» Your goal
Copy each line below in which the word "ergo" occurs.
= = = =
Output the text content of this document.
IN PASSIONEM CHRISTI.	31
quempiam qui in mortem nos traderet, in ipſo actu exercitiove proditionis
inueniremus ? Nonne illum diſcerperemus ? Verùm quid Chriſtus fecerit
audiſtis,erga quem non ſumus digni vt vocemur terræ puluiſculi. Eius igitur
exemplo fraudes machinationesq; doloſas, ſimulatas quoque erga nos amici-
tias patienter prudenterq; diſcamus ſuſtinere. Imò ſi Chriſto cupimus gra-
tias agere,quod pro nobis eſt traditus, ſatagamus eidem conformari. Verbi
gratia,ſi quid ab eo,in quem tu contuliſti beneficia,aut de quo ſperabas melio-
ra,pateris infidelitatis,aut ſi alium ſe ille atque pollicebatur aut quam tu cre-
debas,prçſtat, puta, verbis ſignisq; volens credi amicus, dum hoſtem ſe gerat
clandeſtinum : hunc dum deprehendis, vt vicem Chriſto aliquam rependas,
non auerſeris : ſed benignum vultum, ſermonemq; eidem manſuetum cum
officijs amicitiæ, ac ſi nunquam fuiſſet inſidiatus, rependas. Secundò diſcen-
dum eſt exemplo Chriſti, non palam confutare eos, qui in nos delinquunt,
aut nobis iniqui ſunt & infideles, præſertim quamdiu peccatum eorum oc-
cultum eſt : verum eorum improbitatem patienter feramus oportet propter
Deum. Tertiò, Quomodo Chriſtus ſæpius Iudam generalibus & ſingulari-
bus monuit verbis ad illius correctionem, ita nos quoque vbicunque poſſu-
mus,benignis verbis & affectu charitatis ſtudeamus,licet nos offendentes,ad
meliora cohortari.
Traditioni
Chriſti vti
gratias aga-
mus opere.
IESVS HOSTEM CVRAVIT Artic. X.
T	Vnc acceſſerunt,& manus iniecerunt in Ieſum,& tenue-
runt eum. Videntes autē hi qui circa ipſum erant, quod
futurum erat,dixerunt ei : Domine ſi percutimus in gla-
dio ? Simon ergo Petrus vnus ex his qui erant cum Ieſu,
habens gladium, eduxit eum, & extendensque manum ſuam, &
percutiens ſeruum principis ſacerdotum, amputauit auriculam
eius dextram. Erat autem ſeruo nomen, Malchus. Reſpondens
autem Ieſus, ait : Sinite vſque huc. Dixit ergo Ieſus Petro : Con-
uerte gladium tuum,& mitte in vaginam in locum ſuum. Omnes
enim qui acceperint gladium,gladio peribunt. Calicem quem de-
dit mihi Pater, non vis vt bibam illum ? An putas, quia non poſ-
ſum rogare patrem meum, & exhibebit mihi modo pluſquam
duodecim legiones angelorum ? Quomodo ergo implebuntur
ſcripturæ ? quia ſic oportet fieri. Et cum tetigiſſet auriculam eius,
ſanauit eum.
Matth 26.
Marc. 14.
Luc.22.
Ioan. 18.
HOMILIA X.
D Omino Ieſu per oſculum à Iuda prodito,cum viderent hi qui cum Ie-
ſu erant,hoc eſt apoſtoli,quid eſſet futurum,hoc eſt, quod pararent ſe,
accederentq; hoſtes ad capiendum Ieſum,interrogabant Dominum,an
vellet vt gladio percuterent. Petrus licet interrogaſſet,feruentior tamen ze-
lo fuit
= = = =
» Answer below
dio ? Simon ergo Petrus vnus ex his qui erant cum Ieſu,
autem Ieſus, ait : Sinite vſque huc. Dixit ergo Ieſus Petro : Con-
duodecim legiones angelorum ? Quomodo ergo implebuntur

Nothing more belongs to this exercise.